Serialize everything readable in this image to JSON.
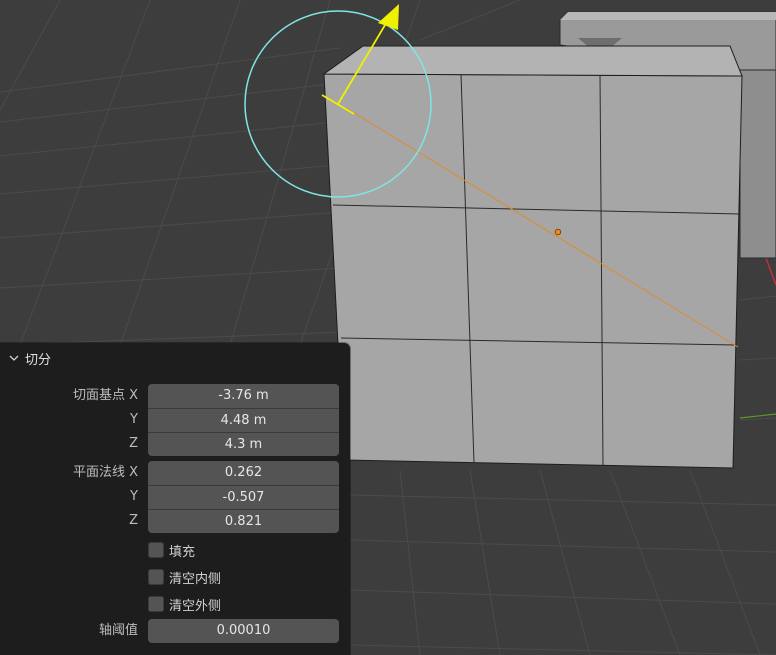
{
  "panel": {
    "title": "切分",
    "plane_point": {
      "label_x": "切面基点 X",
      "label_y": "Y",
      "label_z": "Z",
      "x": "-3.76 m",
      "y": "4.48 m",
      "z": "4.3 m"
    },
    "plane_normal": {
      "label_x": "平面法线 X",
      "label_y": "Y",
      "label_z": "Z",
      "x": "0.262",
      "y": "-0.507",
      "z": "0.821"
    },
    "fill": {
      "label": "填充",
      "checked": false
    },
    "clear_inner": {
      "label": "清空内侧",
      "checked": false
    },
    "clear_outer": {
      "label": "清空外侧",
      "checked": false
    },
    "axis_threshold": {
      "label": "轴阈值",
      "value": "0.00010"
    }
  },
  "viewport": {
    "colors": {
      "background": "#3d3d3d",
      "grid": "#4a4a4a",
      "mesh_face": "#a4a4a4",
      "gizmo_circle": "#7fe6e6",
      "gizmo_arrow": "#f0f000",
      "bisect_line": "#e08a2c"
    }
  }
}
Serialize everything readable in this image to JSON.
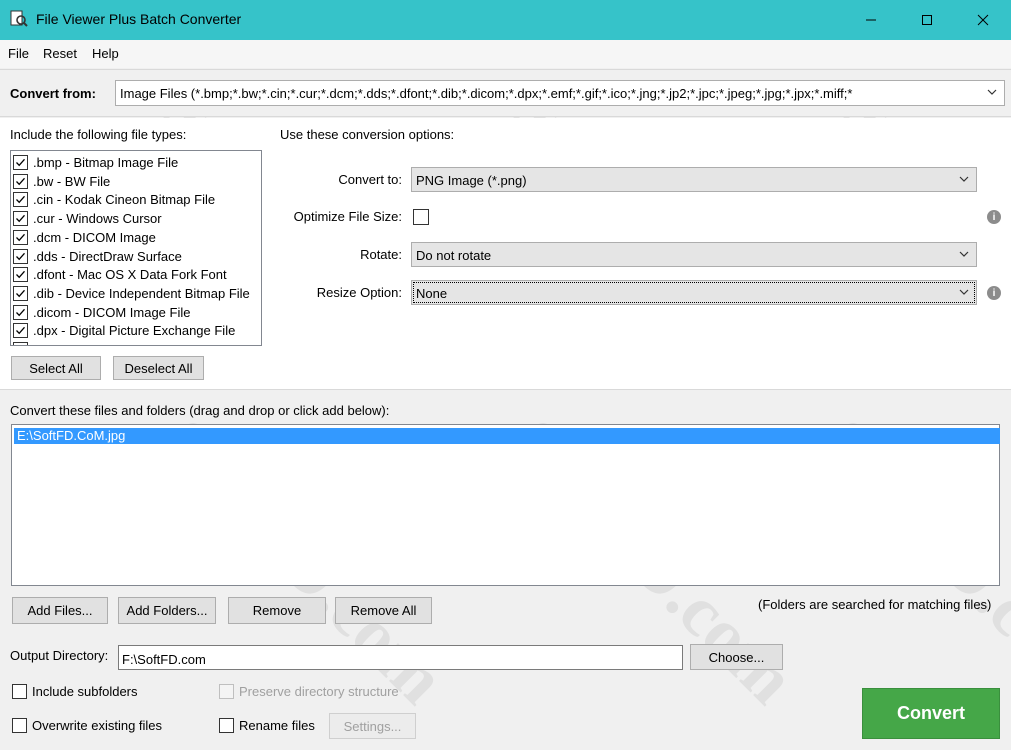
{
  "window": {
    "title": "File Viewer Plus Batch Converter"
  },
  "menu": {
    "items": [
      "File",
      "Reset",
      "Help"
    ]
  },
  "convert_from": {
    "label": "Convert from:",
    "value": "Image Files (*.bmp;*.bw;*.cin;*.cur;*.dcm;*.dds;*.dfont;*.dib;*.dicom;*.dpx;*.emf;*.gif;*.ico;*.jng;*.jp2;*.jpc;*.jpeg;*.jpg;*.jpx;*.miff;*"
  },
  "file_types": {
    "heading": "Include the following file types:",
    "items": [
      {
        "label": ".bmp - Bitmap Image File",
        "checked": true
      },
      {
        "label": ".bw - BW File",
        "checked": true
      },
      {
        "label": ".cin - Kodak Cineon Bitmap File",
        "checked": true
      },
      {
        "label": ".cur - Windows Cursor",
        "checked": true
      },
      {
        "label": ".dcm - DICOM Image",
        "checked": true
      },
      {
        "label": ".dds - DirectDraw Surface",
        "checked": true
      },
      {
        "label": ".dfont - Mac OS X Data Fork Font",
        "checked": true
      },
      {
        "label": ".dib - Device Independent Bitmap File",
        "checked": true
      },
      {
        "label": ".dicom - DICOM Image File",
        "checked": true
      },
      {
        "label": ".dpx - Digital Picture Exchange File",
        "checked": true
      }
    ],
    "select_all": "Select All",
    "deselect_all": "Deselect All"
  },
  "options": {
    "heading": "Use these conversion options:",
    "convert_to_label": "Convert to:",
    "convert_to_value": "PNG Image (*.png)",
    "optimize_label": "Optimize File Size:",
    "optimize_checked": false,
    "rotate_label": "Rotate:",
    "rotate_value": "Do not rotate",
    "resize_label": "Resize Option:",
    "resize_value": "None"
  },
  "files": {
    "heading": "Convert these files and folders (drag and drop or click add below):",
    "items": [
      "E:\\SoftFD.CoM.jpg"
    ],
    "add_files": "Add Files...",
    "add_folders": "Add Folders...",
    "remove": "Remove",
    "remove_all": "Remove All",
    "note": "(Folders are searched for matching files)"
  },
  "output": {
    "label": "Output Directory:",
    "value": "F:\\SoftFD.com",
    "choose": "Choose..."
  },
  "checks": {
    "include_subfolders": "Include subfolders",
    "preserve_structure": "Preserve directory structure",
    "overwrite": "Overwrite existing files",
    "rename": "Rename files",
    "settings": "Settings..."
  },
  "convert_button": "Convert",
  "watermark": "SoftFD.com",
  "colors": {
    "titlebar": "#36c3c9",
    "selection": "#3399ff",
    "convert": "#45a748"
  }
}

——————————

# [Exercise]
Images should not appear in the copy; retype the listing above exactly.

# [Finished exercise]
Serialize everything readable in this image to JSON.
{
  "panel": {
    "title": "切分",
    "plane_point": {
      "label_x": "切面基点 X",
      "label_y": "Y",
      "label_z": "Z",
      "x": "-3.76 m",
      "y": "4.48 m",
      "z": "4.3 m"
    },
    "plane_normal": {
      "label_x": "平面法线 X",
      "label_y": "Y",
      "label_z": "Z",
      "x": "0.262",
      "y": "-0.507",
      "z": "0.821"
    },
    "fill": {
      "label": "填充",
      "checked": false
    },
    "clear_inner": {
      "label": "清空内侧",
      "checked": false
    },
    "clear_outer": {
      "label": "清空外侧",
      "checked": false
    },
    "axis_threshold": {
      "label": "轴阈值",
      "value": "0.00010"
    }
  },
  "viewport": {
    "colors": {
      "background": "#3d3d3d",
      "grid": "#4a4a4a",
      "mesh_face": "#a4a4a4",
      "gizmo_circle": "#7fe6e6",
      "gizmo_arrow": "#f0f000",
      "bisect_line": "#e08a2c"
    }
  }
}
Serialize everything readable in this image to JSON.
{
  "window": {
    "title": "File Viewer Plus Batch Converter"
  },
  "menu": {
    "items": [
      "File",
      "Reset",
      "Help"
    ]
  },
  "convert_from": {
    "label": "Convert from:",
    "value": "Image Files (*.bmp;*.bw;*.cin;*.cur;*.dcm;*.dds;*.dfont;*.dib;*.dicom;*.dpx;*.emf;*.gif;*.ico;*.jng;*.jp2;*.jpc;*.jpeg;*.jpg;*.jpx;*.miff;*"
  },
  "file_types": {
    "heading": "Include the following file types:",
    "items": [
      {
        "label": ".bmp - Bitmap Image File",
        "checked": true
      },
      {
        "label": ".bw - BW File",
        "checked": true
      },
      {
        "label": ".cin - Kodak Cineon Bitmap File",
        "checked": true
      },
      {
        "label": ".cur - Windows Cursor",
        "checked": true
      },
      {
        "label": ".dcm - DICOM Image",
        "checked": true
      },
      {
        "label": ".dds - DirectDraw Surface",
        "checked": true
      },
      {
        "label": ".dfont - Mac OS X Data Fork Font",
        "checked": true
      },
      {
        "label": ".dib - Device Independent Bitmap File",
        "checked": true
      },
      {
        "label": ".dicom - DICOM Image File",
        "checked": true
      },
      {
        "label": ".dpx - Digital Picture Exchange File",
        "checked": true
      }
    ],
    "select_all": "Select All",
    "deselect_all": "Deselect All"
  },
  "options": {
    "heading": "Use these conversion options:",
    "convert_to_label": "Convert to:",
    "convert_to_value": "PNG Image (*.png)",
    "optimize_label": "Optimize File Size:",
    "optimize_checked": false,
    "rotate_label": "Rotate:",
    "rotate_value": "Do not rotate",
    "resize_label": "Resize Option:",
    "resize_value": "None"
  },
  "files": {
    "heading": "Convert these files and folders (drag and drop or click add below):",
    "items": [
      "E:\\SoftFD.CoM.jpg"
    ],
    "add_files": "Add Files...",
    "add_folders": "Add Folders...",
    "remove": "Remove",
    "remove_all": "Remove All",
    "note": "(Folders are searched for matching files)"
  },
  "output": {
    "label": "Output Directory:",
    "value": "F:\\SoftFD.com",
    "choose": "Choose..."
  },
  "checks": {
    "include_subfolders": "Include subfolders",
    "preserve_structure": "Preserve directory structure",
    "overwrite": "Overwrite existing files",
    "rename": "Rename files",
    "settings": "Settings..."
  },
  "convert_button": "Convert",
  "watermark": "SoftFD.com",
  "colors": {
    "titlebar": "#36c3c9",
    "selection": "#3399ff",
    "convert": "#45a748"
  }
}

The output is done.